Okunacak bölüm >>
⟨

Ömer Sağlam
Meral Akşener ve Ernest Renan Milliyetçiliği [Ömer Sağlam]
Duydunuz mu; Meral Akşener, Atatürk Milliyetçisi veya Türk
Milliyetçisi değil, Ernest Renan Milliyetçisi imiş!
Bu Ernest Renan da ne ola acep?
Duyduğumda; Milliyetçiliği olduğuna göre muhtemelen bir
milletin adı olmalı bu Ernest Renan diye düşündüm ben de!
Acaba hangi coğrafyada yaşıyor ya da hangi tarihte yaşamış
diye internete yazdığımda; bir de ne göreyim, Ernest Renan bir milletin veya
ülkenin adı değil, 19. yüzyılda yaşamış bir Fransız filozofunun adıymış!
1823-1892 yılları arasında yaşamış.
Milliyetçilik kuramı üzerine söz söyleyenlerden.
Belli ki; fikirleri bizim düşünce adamlarını da etkilemiş.

⟩

Görev >> Meral Akşener ve Ernest Renan milliyetçiliği üzerine olan yazıyı, son cümlesinden sonra kaldığı yerden sürdürün. Sonraki verilere gerek yoktur.

Veri içeriği >>

⟨

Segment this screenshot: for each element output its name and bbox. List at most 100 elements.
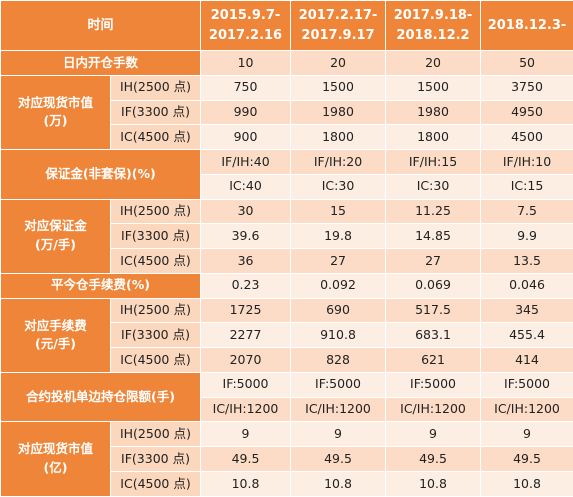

⟩

Yanıt >>
Peki şimdi durduk yerde nereden uç verdi bu mesele?
İYİ Parti Genel Başkanı Meral Akşener'in, 24 Şubat günü Sözcü
gazetesinden Saygı Öztürk'e vermiş olduğu mülakattan araklanmış bu tabir.
Yani "Ernest Renan Milliyetçiliği" söylemi.
Şimdi sosyal medyada Meral Akşener'e bu söylem üzerinden
vuruyorlar.
Akşener'in bahse konu mülakatta kullanmış olduğu "Bizim
milliyetçiliğimiz Ernest Renan'ın milliyetçiliğidir." şeklindeki ifade,
muhalifleri ve muarızları tarafından, tenkit, hatta alay konusu edilmiş.
Onun siyaseti bırakarak babaannelik yapmasını ve torun
bakmasını tavsiye edenler bile var.
Şu zamanda, bir kadın olarak ortaya çıkma cesareti gösteren
bir siyasetçiye destek olma yerine alaya alma, kendisiyle dalga geçme temayülü
var özelikle bizim mahallede.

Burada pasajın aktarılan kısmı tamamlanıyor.